Data in this exercise —
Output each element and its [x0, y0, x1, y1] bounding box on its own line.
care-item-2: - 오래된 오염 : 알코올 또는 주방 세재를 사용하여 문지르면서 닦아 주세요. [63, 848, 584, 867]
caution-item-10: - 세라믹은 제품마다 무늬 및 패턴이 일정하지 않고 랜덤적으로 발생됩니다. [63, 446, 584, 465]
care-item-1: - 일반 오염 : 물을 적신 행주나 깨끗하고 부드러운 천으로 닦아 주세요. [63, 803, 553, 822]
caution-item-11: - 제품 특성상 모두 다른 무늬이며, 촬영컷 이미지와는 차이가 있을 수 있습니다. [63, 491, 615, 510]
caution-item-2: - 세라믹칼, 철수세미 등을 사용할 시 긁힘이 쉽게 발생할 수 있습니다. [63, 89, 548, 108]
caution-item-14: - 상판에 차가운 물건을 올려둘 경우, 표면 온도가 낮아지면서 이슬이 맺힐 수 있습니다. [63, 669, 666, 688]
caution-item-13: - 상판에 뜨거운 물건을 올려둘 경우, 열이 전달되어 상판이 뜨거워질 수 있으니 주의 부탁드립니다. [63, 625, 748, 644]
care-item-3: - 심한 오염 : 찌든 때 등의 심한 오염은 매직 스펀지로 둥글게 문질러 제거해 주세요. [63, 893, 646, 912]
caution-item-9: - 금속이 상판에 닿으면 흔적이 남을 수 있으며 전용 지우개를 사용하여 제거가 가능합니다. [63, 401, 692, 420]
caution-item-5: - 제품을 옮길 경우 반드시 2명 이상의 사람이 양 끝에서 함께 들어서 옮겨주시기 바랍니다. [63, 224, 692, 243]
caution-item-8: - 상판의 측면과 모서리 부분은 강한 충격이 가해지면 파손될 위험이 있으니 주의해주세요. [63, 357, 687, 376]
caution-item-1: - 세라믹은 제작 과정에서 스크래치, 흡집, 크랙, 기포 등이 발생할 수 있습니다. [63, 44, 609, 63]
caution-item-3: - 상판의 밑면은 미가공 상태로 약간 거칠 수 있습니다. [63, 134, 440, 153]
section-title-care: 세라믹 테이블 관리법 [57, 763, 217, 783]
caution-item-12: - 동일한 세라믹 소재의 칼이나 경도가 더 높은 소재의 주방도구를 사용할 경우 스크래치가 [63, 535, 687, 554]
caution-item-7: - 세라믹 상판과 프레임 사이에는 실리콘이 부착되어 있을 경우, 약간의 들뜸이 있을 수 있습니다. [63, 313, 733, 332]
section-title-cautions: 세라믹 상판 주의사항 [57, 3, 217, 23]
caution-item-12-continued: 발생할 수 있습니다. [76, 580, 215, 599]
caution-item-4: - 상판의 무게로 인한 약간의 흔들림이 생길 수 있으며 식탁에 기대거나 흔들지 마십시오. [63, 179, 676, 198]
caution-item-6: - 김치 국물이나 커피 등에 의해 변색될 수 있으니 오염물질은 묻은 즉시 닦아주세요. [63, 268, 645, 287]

Required task — Please repeat every line of the records above verbatim, keeping the same order.

Reply —
Output each element and its [x0, y0, x1, y1] bounding box on its own line.
care-item-2: - 오래된 오염 : 알코올 또는 주방 세재를 사용하여 문지르면서 닦아 주세요. [63, 848, 584, 867]
caution-item-10: - 세라믹은 제품마다 무늬 및 패턴이 일정하지 않고 랜덤적으로 발생됩니다. [63, 446, 584, 465]
care-item-1: - 일반 오염 : 물을 적신 행주나 깨끗하고 부드러운 천으로 닦아 주세요. [63, 803, 553, 822]
caution-item-11: - 제품 특성상 모두 다른 무늬이며, 촬영컷 이미지와는 차이가 있을 수 있습니다. [63, 491, 615, 510]
caution-item-2: - 세라믹칼, 철수세미 등을 사용할 시 긁힘이 쉽게 발생할 수 있습니다. [63, 89, 548, 108]
caution-item-14: - 상판에 차가운 물건을 올려둘 경우, 표면 온도가 낮아지면서 이슬이 맺힐 수 있습니다. [63, 669, 666, 688]
caution-item-13: - 상판에 뜨거운 물건을 올려둘 경우, 열이 전달되어 상판이 뜨거워질 수 있으니 주의 부탁드립니다. [63, 625, 748, 644]
care-item-3: - 심한 오염 : 찌든 때 등의 심한 오염은 매직 스펀지로 둥글게 문질러 제거해 주세요. [63, 893, 646, 912]
caution-item-9: - 금속이 상판에 닿으면 흔적이 남을 수 있으며 전용 지우개를 사용하여 제거가 가능합니다. [63, 401, 692, 420]
caution-item-5: - 제품을 옮길 경우 반드시 2명 이상의 사람이 양 끝에서 함께 들어서 옮겨주시기 바랍니다. [63, 224, 692, 243]
caution-item-8: - 상판의 측면과 모서리 부분은 강한 충격이 가해지면 파손될 위험이 있으니 주의해주세요. [63, 357, 687, 376]
caution-item-1: - 세라믹은 제작 과정에서 스크래치, 흡집, 크랙, 기포 등이 발생할 수 있습니다. [63, 44, 609, 63]
caution-item-3: - 상판의 밑면은 미가공 상태로 약간 거칠 수 있습니다. [63, 134, 440, 153]
section-title-care: 세라믹 테이블 관리법 [57, 763, 217, 783]
caution-item-12: - 동일한 세라믹 소재의 칼이나 경도가 더 높은 소재의 주방도구를 사용할 경우 스크래치가 [63, 535, 687, 554]
caution-item-7: - 세라믹 상판과 프레임 사이에는 실리콘이 부착되어 있을 경우, 약간의 들뜸이 있을 수 있습니다. [63, 313, 733, 332]
section-title-cautions: 세라믹 상판 주의사항 [57, 3, 217, 23]
caution-item-12-continued: 발생할 수 있습니다. [76, 580, 215, 599]
caution-item-4: - 상판의 무게로 인한 약간의 흔들림이 생길 수 있으며 식탁에 기대거나 흔들지 마십시오. [63, 179, 676, 198]
caution-item-6: - 김치 국물이나 커피 등에 의해 변색될 수 있으니 오염물질은 묻은 즉시 닦아주세요. [63, 268, 645, 287]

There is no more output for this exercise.